··· DATASET RECORDS ···

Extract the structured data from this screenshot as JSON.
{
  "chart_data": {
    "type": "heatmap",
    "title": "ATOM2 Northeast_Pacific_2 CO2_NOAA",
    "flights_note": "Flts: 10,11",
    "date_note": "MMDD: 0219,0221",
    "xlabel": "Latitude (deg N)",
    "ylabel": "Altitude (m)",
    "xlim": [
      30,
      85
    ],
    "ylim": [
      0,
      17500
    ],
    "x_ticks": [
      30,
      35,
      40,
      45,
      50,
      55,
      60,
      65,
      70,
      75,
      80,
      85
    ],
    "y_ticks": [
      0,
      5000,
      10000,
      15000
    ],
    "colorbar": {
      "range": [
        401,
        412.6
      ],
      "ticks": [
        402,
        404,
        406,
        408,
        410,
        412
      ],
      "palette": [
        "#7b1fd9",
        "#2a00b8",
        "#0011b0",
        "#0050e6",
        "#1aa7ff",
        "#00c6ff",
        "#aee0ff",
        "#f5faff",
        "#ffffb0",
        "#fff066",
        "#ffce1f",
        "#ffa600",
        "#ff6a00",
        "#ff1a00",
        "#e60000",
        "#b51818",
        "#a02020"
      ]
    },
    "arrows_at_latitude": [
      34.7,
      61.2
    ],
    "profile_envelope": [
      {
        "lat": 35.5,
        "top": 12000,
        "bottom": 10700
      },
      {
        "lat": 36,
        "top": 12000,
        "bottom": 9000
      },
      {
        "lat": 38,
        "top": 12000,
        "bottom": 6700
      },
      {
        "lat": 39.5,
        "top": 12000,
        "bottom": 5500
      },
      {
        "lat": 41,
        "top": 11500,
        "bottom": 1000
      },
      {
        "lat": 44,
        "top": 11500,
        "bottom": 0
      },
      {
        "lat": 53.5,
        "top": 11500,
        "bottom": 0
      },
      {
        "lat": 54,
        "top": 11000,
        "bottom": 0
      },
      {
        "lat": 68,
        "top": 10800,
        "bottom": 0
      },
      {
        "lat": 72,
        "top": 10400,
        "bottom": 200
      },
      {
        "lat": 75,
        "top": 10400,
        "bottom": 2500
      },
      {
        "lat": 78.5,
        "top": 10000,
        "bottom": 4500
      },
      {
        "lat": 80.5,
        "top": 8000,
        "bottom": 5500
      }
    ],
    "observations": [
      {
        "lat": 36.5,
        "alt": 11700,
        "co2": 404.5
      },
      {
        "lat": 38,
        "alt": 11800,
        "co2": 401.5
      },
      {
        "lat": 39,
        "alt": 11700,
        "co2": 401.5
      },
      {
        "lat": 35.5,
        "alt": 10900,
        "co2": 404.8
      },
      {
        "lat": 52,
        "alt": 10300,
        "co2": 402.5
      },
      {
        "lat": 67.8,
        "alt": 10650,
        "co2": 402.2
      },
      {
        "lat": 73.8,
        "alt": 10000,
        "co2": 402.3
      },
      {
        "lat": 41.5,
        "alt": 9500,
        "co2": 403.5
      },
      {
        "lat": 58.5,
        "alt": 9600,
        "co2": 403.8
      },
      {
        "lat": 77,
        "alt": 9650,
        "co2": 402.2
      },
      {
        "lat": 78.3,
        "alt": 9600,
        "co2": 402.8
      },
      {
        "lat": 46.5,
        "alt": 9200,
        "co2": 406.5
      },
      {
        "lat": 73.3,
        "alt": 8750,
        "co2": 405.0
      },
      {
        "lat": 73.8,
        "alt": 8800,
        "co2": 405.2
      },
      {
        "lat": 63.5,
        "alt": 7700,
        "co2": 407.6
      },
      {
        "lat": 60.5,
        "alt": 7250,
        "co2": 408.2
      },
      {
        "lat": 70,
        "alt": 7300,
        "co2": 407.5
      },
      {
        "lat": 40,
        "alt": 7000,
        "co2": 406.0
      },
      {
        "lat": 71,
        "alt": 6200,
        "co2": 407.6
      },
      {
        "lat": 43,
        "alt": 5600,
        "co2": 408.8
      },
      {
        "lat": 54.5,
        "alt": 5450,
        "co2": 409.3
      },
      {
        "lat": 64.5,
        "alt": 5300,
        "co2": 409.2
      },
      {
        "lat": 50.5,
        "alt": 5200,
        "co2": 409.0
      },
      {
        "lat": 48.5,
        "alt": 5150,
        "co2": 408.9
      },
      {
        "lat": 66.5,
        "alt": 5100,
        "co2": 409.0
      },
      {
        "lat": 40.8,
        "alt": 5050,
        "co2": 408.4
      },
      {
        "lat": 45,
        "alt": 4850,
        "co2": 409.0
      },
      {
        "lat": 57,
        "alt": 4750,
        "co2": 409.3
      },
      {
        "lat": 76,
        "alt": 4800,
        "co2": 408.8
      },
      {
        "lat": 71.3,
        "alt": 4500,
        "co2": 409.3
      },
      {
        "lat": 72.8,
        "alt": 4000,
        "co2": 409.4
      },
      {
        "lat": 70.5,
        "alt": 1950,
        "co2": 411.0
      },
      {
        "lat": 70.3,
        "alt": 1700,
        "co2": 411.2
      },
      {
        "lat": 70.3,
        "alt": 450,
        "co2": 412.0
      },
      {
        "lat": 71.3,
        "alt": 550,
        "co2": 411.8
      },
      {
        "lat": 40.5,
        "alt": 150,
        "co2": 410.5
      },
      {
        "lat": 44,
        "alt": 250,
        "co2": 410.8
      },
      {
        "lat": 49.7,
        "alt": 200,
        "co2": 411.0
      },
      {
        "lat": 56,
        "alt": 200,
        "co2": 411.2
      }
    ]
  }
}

···

_DIRECTIVE:_ All of the material above needs to be copied exactly.

_TASK RESPONSE:_
Extract the structured data from this screenshot as JSON.
{
  "chart_data": {
    "type": "heatmap",
    "title": "ATOM2 Northeast_Pacific_2 CO2_NOAA",
    "flights_note": "Flts: 10,11",
    "date_note": "MMDD: 0219,0221",
    "xlabel": "Latitude (deg N)",
    "ylabel": "Altitude (m)",
    "xlim": [
      30,
      85
    ],
    "ylim": [
      0,
      17500
    ],
    "x_ticks": [
      30,
      35,
      40,
      45,
      50,
      55,
      60,
      65,
      70,
      75,
      80,
      85
    ],
    "y_ticks": [
      0,
      5000,
      10000,
      15000
    ],
    "colorbar": {
      "range": [
        401,
        412.6
      ],
      "ticks": [
        402,
        404,
        406,
        408,
        410,
        412
      ],
      "palette": [
        "#7b1fd9",
        "#2a00b8",
        "#0011b0",
        "#0050e6",
        "#1aa7ff",
        "#00c6ff",
        "#aee0ff",
        "#f5faff",
        "#ffffb0",
        "#fff066",
        "#ffce1f",
        "#ffa600",
        "#ff6a00",
        "#ff1a00",
        "#e60000",
        "#b51818",
        "#a02020"
      ]
    },
    "arrows_at_latitude": [
      34.7,
      61.2
    ],
    "profile_envelope": [
      {
        "lat": 35.5,
        "top": 12000,
        "bottom": 10700
      },
      {
        "lat": 36,
        "top": 12000,
        "bottom": 9000
      },
      {
        "lat": 38,
        "top": 12000,
        "bottom": 6700
      },
      {
        "lat": 39.5,
        "top": 12000,
        "bottom": 5500
      },
      {
        "lat": 41,
        "top": 11500,
        "bottom": 1000
      },
      {
        "lat": 44,
        "top": 11500,
        "bottom": 0
      },
      {
        "lat": 53.5,
        "top": 11500,
        "bottom": 0
      },
      {
        "lat": 54,
        "top": 11000,
        "bottom": 0
      },
      {
        "lat": 68,
        "top": 10800,
        "bottom": 0
      },
      {
        "lat": 72,
        "top": 10400,
        "bottom": 200
      },
      {
        "lat": 75,
        "top": 10400,
        "bottom": 2500
      },
      {
        "lat": 78.5,
        "top": 10000,
        "bottom": 4500
      },
      {
        "lat": 80.5,
        "top": 8000,
        "bottom": 5500
      }
    ],
    "observations": [
      {
        "lat": 36.5,
        "alt": 11700,
        "co2": 404.5
      },
      {
        "lat": 38,
        "alt": 11800,
        "co2": 401.5
      },
      {
        "lat": 39,
        "alt": 11700,
        "co2": 401.5
      },
      {
        "lat": 35.5,
        "alt": 10900,
        "co2": 404.8
      },
      {
        "lat": 52,
        "alt": 10300,
        "co2": 402.5
      },
      {
        "lat": 67.8,
        "alt": 10650,
        "co2": 402.2
      },
      {
        "lat": 73.8,
        "alt": 10000,
        "co2": 402.3
      },
      {
        "lat": 41.5,
        "alt": 9500,
        "co2": 403.5
      },
      {
        "lat": 58.5,
        "alt": 9600,
        "co2": 403.8
      },
      {
        "lat": 77,
        "alt": 9650,
        "co2": 402.2
      },
      {
        "lat": 78.3,
        "alt": 9600,
        "co2": 402.8
      },
      {
        "lat": 46.5,
        "alt": 9200,
        "co2": 406.5
      },
      {
        "lat": 73.3,
        "alt": 8750,
        "co2": 405.0
      },
      {
        "lat": 73.8,
        "alt": 8800,
        "co2": 405.2
      },
      {
        "lat": 63.5,
        "alt": 7700,
        "co2": 407.6
      },
      {
        "lat": 60.5,
        "alt": 7250,
        "co2": 408.2
      },
      {
        "lat": 70,
        "alt": 7300,
        "co2": 407.5
      },
      {
        "lat": 40,
        "alt": 7000,
        "co2": 406.0
      },
      {
        "lat": 71,
        "alt": 6200,
        "co2": 407.6
      },
      {
        "lat": 43,
        "alt": 5600,
        "co2": 408.8
      },
      {
        "lat": 54.5,
        "alt": 5450,
        "co2": 409.3
      },
      {
        "lat": 64.5,
        "alt": 5300,
        "co2": 409.2
      },
      {
        "lat": 50.5,
        "alt": 5200,
        "co2": 409.0
      },
      {
        "lat": 48.5,
        "alt": 5150,
        "co2": 408.9
      },
      {
        "lat": 66.5,
        "alt": 5100,
        "co2": 409.0
      },
      {
        "lat": 40.8,
        "alt": 5050,
        "co2": 408.4
      },
      {
        "lat": 45,
        "alt": 4850,
        "co2": 409.0
      },
      {
        "lat": 57,
        "alt": 4750,
        "co2": 409.3
      },
      {
        "lat": 76,
        "alt": 4800,
        "co2": 408.8
      },
      {
        "lat": 71.3,
        "alt": 4500,
        "co2": 409.3
      },
      {
        "lat": 72.8,
        "alt": 4000,
        "co2": 409.4
      },
      {
        "lat": 70.5,
        "alt": 1950,
        "co2": 411.0
      },
      {
        "lat": 70.3,
        "alt": 1700,
        "co2": 411.2
      },
      {
        "lat": 70.3,
        "alt": 450,
        "co2": 412.0
      },
      {
        "lat": 71.3,
        "alt": 550,
        "co2": 411.8
      },
      {
        "lat": 40.5,
        "alt": 150,
        "co2": 410.5
      },
      {
        "lat": 44,
        "alt": 250,
        "co2": 410.8
      },
      {
        "lat": 49.7,
        "alt": 200,
        "co2": 411.0
      },
      {
        "lat": 56,
        "alt": 200,
        "co2": 411.2
      }
    ]
  }
}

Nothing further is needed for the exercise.